Exercise:
Retype every line below without changing a single character.
begin
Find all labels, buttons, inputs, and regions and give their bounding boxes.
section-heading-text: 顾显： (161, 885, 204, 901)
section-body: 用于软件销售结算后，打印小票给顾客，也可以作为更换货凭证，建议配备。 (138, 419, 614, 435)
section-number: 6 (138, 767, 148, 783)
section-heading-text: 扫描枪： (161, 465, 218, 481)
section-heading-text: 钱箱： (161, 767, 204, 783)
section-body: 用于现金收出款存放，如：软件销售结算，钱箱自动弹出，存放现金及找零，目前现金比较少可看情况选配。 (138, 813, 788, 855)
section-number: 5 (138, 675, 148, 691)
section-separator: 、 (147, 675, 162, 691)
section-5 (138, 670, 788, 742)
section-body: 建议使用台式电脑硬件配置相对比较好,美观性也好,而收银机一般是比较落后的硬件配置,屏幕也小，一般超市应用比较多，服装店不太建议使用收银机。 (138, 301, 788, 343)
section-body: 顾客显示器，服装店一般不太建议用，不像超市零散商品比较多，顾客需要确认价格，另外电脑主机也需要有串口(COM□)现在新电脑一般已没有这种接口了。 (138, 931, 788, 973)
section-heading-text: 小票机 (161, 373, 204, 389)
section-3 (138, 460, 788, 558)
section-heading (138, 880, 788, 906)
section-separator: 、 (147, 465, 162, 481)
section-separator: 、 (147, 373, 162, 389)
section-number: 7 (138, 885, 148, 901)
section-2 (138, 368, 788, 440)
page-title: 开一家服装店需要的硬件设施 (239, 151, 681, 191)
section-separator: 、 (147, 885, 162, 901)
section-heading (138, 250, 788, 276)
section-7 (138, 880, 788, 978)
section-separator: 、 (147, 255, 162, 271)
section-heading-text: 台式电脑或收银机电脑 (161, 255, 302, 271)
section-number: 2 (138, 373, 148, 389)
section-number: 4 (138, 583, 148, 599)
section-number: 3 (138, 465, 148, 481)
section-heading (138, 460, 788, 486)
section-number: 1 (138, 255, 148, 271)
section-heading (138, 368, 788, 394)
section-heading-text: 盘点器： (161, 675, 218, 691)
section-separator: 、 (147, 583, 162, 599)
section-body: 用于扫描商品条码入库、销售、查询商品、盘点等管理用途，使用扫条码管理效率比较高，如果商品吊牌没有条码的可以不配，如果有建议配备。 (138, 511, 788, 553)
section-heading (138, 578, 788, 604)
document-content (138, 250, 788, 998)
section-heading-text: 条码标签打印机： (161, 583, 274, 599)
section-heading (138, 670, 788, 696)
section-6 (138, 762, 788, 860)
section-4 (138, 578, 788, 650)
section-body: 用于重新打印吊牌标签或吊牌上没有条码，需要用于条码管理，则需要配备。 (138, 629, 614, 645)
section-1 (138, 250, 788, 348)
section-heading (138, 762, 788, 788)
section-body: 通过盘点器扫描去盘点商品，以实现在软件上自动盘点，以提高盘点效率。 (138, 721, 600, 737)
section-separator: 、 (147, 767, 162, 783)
end
Solution to this task:
Find all labels, buttons, inputs, and regions and give their bounding boxes.
section-heading-text: 顾显： (161, 885, 204, 901)
section-body: 用于软件销售结算后，打印小票给顾客，也可以作为更换货凭证，建议配备。 (138, 419, 614, 435)
section-number: 6 (138, 767, 148, 783)
section-heading-text: 扫描枪： (161, 465, 218, 481)
section-heading-text: 钱箱： (161, 767, 204, 783)
section-body: 用于现金收出款存放，如：软件销售结算，钱箱自动弹出，存放现金及找零，目前现金比较少可看情况选配。 (138, 813, 788, 855)
section-number: 5 (138, 675, 148, 691)
section-separator: 、 (147, 675, 162, 691)
section-5 (138, 670, 788, 742)
section-body: 建议使用台式电脑硬件配置相对比较好,美观性也好,而收银机一般是比较落后的硬件配置,屏幕也小，一般超市应用比较多，服装店不太建议使用收银机。 (138, 301, 788, 343)
section-body: 顾客显示器，服装店一般不太建议用，不像超市零散商品比较多，顾客需要确认价格，另外电脑主机也需要有串口(COM□)现在新电脑一般已没有这种接口了。 (138, 931, 788, 973)
section-heading-text: 小票机 (161, 373, 204, 389)
section-3 (138, 460, 788, 558)
section-heading (138, 880, 788, 906)
section-separator: 、 (147, 465, 162, 481)
section-separator: 、 (147, 373, 162, 389)
section-number: 7 (138, 885, 148, 901)
section-2 (138, 368, 788, 440)
page-title: 开一家服装店需要的硬件设施 (239, 151, 681, 191)
section-separator: 、 (147, 885, 162, 901)
section-heading (138, 250, 788, 276)
section-7 (138, 880, 788, 978)
section-separator: 、 (147, 255, 162, 271)
section-heading-text: 台式电脑或收银机电脑 (161, 255, 302, 271)
section-number: 2 (138, 373, 148, 389)
section-number: 4 (138, 583, 148, 599)
section-number: 3 (138, 465, 148, 481)
section-heading (138, 460, 788, 486)
section-number: 1 (138, 255, 148, 271)
section-heading (138, 368, 788, 394)
section-heading-text: 盘点器： (161, 675, 218, 691)
section-separator: 、 (147, 583, 162, 599)
section-body: 用于扫描商品条码入库、销售、查询商品、盘点等管理用途，使用扫条码管理效率比较高，如果商品吊牌没有条码的可以不配，如果有建议配备。 (138, 511, 788, 553)
section-heading (138, 578, 788, 604)
document-content (138, 250, 788, 998)
section-heading-text: 条码标签打印机： (161, 583, 274, 599)
section-heading (138, 670, 788, 696)
section-6 (138, 762, 788, 860)
section-4 (138, 578, 788, 650)
section-body: 用于重新打印吊牌标签或吊牌上没有条码，需要用于条码管理，则需要配备。 (138, 629, 614, 645)
section-1 (138, 250, 788, 348)
section-heading (138, 762, 788, 788)
section-body: 通过盘点器扫描去盘点商品，以实现在软件上自动盘点，以提高盘点效率。 (138, 721, 600, 737)
section-separator: 、 (147, 767, 162, 783)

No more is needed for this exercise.